▸ **Exercise aim**:
Copy exactly the lines of the records below, starting at the line that contains "Output the text content of this document." and continuing through the last line, both included; omit any pictures.

▸ **Supplied records**:
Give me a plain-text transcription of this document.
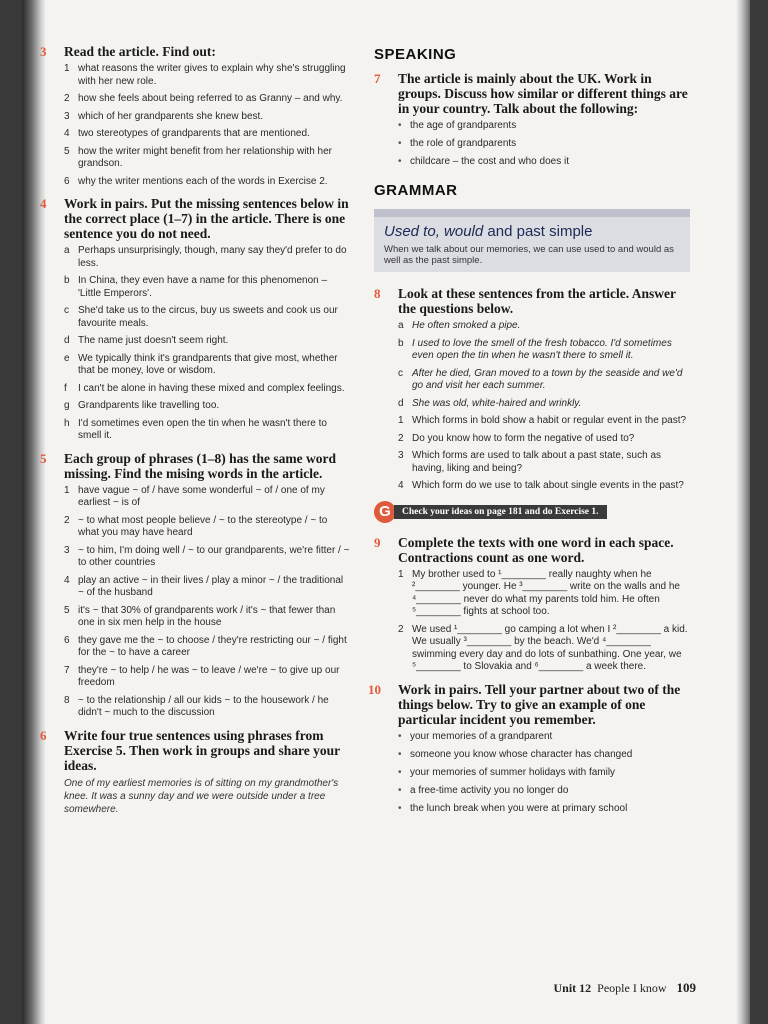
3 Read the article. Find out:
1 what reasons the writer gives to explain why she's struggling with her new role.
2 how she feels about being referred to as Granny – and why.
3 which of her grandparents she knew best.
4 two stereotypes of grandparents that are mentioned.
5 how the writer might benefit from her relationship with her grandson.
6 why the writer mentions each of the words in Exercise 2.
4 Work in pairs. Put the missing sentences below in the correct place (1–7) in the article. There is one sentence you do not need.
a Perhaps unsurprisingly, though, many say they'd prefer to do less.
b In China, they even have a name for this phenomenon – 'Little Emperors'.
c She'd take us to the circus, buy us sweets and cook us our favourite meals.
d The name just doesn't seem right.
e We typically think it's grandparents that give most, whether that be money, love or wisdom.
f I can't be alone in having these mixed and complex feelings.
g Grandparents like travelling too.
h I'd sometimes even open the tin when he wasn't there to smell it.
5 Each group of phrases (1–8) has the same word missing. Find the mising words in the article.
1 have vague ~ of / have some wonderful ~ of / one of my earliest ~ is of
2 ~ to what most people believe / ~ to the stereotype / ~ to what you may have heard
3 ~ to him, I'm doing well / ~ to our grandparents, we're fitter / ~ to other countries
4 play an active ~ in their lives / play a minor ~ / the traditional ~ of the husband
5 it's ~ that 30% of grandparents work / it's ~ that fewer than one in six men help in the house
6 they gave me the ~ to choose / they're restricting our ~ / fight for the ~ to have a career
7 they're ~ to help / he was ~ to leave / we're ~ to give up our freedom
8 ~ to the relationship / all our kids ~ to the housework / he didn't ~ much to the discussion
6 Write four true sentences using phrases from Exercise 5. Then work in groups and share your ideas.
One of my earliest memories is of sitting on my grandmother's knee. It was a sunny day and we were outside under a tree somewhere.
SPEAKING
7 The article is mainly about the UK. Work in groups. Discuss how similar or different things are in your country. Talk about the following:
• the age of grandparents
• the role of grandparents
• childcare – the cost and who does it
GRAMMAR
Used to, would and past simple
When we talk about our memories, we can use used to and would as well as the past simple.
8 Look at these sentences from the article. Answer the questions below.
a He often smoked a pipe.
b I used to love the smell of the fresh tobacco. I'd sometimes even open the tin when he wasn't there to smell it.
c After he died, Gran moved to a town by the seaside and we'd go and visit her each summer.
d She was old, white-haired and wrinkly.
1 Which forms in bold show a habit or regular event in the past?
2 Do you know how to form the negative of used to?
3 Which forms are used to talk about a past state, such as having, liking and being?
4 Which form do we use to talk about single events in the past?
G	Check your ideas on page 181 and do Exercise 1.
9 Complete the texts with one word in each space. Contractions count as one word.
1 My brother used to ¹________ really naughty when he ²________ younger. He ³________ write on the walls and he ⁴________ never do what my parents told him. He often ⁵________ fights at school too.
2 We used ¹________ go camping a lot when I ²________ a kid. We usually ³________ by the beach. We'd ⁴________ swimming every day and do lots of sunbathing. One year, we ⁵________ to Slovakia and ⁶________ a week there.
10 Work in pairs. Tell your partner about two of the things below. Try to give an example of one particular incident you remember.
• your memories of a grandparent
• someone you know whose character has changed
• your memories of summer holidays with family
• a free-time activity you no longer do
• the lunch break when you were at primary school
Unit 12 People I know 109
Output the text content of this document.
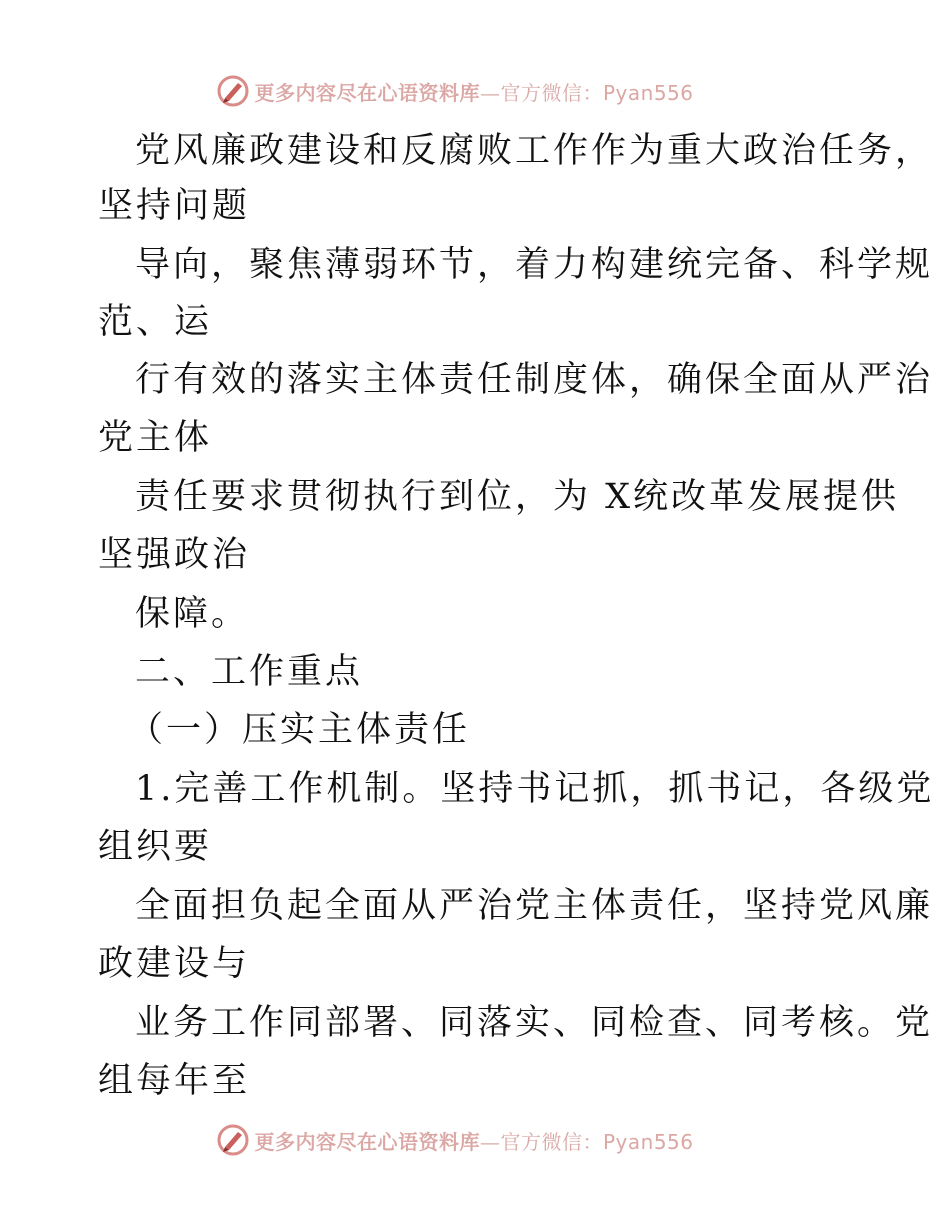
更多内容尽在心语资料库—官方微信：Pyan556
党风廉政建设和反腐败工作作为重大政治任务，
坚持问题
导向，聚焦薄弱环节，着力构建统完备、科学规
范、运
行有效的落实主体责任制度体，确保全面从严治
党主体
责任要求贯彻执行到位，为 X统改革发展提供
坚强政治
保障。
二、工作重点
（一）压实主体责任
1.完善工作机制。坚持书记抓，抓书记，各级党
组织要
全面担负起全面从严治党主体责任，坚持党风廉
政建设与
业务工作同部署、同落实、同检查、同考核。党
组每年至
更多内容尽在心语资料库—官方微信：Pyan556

▸ **Task result**:
Output the text content of this document.
更多内容尽在心语资料库—官方微信：Pyan556
党风廉政建设和反腐败工作作为重大政治任务，
坚持问题
导向，聚焦薄弱环节，着力构建统完备、科学规
范、运
行有效的落实主体责任制度体，确保全面从严治
党主体
责任要求贯彻执行到位，为 X统改革发展提供
坚强政治
保障。
二、工作重点
（一）压实主体责任
1.完善工作机制。坚持书记抓，抓书记，各级党
组织要
全面担负起全面从严治党主体责任，坚持党风廉
政建设与
业务工作同部署、同落实、同检查、同考核。党
组每年至
更多内容尽在心语资料库—官方微信：Pyan556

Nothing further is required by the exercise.